WHAT TO DO –
Within the data below, state how many lines contain the string "rafales". Provide the number only.

Structured figure records
* * *

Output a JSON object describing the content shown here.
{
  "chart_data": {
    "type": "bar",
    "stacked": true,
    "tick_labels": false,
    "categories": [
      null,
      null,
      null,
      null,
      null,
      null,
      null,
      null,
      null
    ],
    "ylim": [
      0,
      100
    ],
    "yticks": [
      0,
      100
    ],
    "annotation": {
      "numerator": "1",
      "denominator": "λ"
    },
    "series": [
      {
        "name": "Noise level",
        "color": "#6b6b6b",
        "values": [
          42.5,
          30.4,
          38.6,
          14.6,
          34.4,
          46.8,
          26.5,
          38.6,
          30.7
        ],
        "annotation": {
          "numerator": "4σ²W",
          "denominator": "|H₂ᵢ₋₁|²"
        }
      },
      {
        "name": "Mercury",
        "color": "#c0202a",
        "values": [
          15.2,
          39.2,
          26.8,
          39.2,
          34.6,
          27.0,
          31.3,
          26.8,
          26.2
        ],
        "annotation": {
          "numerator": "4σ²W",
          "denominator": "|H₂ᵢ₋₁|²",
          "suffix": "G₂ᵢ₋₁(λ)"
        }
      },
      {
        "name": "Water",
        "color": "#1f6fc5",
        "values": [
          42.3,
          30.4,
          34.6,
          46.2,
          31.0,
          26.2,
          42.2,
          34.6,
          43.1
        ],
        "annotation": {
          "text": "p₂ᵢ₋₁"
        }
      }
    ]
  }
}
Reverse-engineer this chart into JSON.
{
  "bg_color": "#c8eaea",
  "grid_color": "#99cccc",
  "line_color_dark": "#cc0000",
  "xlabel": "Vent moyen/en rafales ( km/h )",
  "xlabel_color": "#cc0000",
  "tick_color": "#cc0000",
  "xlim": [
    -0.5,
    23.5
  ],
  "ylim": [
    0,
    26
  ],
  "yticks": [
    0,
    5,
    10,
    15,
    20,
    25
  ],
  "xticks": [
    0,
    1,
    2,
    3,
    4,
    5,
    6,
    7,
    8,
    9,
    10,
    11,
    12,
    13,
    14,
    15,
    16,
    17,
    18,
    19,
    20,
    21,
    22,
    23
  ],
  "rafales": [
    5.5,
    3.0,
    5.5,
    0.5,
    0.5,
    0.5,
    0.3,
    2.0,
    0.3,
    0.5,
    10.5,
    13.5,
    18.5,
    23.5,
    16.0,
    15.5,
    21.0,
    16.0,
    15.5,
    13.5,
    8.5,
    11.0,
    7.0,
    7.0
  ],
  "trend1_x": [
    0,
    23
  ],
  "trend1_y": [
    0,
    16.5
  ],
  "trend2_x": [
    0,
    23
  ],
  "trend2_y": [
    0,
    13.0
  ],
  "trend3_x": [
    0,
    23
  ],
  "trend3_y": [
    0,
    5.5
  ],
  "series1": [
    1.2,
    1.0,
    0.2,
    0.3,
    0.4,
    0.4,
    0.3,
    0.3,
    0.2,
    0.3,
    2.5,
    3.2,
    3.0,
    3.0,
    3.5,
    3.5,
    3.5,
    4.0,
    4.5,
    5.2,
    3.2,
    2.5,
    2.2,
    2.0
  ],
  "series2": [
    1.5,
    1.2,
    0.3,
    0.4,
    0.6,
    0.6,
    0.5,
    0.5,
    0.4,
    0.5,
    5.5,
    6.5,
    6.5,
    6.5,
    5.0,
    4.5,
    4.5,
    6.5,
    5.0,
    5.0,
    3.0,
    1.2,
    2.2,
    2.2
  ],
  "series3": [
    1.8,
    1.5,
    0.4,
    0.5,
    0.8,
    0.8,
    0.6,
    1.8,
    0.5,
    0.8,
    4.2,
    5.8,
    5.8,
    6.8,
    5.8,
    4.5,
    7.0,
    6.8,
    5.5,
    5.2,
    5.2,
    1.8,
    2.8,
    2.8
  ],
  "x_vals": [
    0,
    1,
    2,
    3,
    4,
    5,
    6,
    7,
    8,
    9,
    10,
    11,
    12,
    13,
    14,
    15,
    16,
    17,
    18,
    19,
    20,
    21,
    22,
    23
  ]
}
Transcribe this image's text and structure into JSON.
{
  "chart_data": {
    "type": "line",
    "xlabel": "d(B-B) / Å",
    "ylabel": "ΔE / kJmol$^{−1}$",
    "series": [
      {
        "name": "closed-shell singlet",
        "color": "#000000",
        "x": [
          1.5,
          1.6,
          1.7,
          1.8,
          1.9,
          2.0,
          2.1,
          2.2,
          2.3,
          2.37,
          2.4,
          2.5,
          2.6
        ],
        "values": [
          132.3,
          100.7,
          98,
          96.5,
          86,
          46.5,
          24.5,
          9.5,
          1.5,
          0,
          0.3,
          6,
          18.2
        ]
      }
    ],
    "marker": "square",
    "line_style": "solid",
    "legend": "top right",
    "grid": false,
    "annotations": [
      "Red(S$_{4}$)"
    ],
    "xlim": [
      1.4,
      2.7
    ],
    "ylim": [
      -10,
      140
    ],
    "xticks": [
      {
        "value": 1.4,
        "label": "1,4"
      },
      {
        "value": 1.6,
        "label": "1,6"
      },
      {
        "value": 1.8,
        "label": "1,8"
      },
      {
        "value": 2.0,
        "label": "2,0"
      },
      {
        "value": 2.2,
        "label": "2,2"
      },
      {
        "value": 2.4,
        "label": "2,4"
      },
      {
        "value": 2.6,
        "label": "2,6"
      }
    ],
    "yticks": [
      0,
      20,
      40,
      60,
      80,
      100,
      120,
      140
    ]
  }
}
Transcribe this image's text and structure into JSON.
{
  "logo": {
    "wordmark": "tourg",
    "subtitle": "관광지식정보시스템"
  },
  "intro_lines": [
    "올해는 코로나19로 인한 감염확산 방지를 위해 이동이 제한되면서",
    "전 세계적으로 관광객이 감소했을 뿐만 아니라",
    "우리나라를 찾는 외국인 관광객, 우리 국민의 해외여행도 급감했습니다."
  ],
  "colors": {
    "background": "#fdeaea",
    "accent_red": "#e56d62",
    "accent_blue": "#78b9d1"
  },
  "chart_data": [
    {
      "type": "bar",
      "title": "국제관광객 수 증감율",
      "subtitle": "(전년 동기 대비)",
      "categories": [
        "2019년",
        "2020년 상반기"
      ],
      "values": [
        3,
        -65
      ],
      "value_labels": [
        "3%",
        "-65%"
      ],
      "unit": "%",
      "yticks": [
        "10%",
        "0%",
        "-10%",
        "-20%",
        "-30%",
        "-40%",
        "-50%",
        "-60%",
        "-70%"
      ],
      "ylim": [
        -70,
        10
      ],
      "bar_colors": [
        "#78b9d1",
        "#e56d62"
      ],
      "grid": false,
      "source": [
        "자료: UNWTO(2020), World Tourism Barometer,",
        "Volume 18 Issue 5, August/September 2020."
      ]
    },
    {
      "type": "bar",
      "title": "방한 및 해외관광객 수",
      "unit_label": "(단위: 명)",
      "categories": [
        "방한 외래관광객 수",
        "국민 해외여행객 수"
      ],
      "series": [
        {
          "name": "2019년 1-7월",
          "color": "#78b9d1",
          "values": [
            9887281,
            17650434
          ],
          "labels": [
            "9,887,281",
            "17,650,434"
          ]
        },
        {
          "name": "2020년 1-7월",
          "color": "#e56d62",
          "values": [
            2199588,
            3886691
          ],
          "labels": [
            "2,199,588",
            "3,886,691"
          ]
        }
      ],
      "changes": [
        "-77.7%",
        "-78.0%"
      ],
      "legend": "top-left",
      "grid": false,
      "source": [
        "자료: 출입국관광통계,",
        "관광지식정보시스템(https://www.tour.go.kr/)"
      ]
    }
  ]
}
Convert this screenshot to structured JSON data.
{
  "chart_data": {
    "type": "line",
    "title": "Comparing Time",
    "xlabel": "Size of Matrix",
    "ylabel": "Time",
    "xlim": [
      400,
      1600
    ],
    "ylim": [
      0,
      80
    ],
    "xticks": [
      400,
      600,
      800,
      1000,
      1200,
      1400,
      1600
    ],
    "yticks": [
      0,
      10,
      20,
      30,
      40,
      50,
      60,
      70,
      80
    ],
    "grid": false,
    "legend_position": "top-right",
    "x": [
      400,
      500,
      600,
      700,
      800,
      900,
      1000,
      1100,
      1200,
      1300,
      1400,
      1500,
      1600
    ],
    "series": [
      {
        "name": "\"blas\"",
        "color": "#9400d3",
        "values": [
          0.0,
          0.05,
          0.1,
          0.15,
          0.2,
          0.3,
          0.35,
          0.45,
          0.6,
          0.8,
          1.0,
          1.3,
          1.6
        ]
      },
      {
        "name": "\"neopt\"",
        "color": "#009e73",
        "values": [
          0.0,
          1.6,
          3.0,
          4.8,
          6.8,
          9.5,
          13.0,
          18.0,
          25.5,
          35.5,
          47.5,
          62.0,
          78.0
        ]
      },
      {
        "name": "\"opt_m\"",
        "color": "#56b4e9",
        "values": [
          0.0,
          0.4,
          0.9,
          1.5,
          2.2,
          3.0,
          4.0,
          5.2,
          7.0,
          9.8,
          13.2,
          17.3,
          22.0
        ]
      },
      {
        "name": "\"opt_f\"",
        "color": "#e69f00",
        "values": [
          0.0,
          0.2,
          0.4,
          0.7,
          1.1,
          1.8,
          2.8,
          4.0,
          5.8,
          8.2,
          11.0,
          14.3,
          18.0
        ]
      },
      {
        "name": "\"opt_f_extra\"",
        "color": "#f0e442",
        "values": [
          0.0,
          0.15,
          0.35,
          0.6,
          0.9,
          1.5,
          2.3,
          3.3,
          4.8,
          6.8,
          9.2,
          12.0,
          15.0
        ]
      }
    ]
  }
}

* * *

RESULT –
2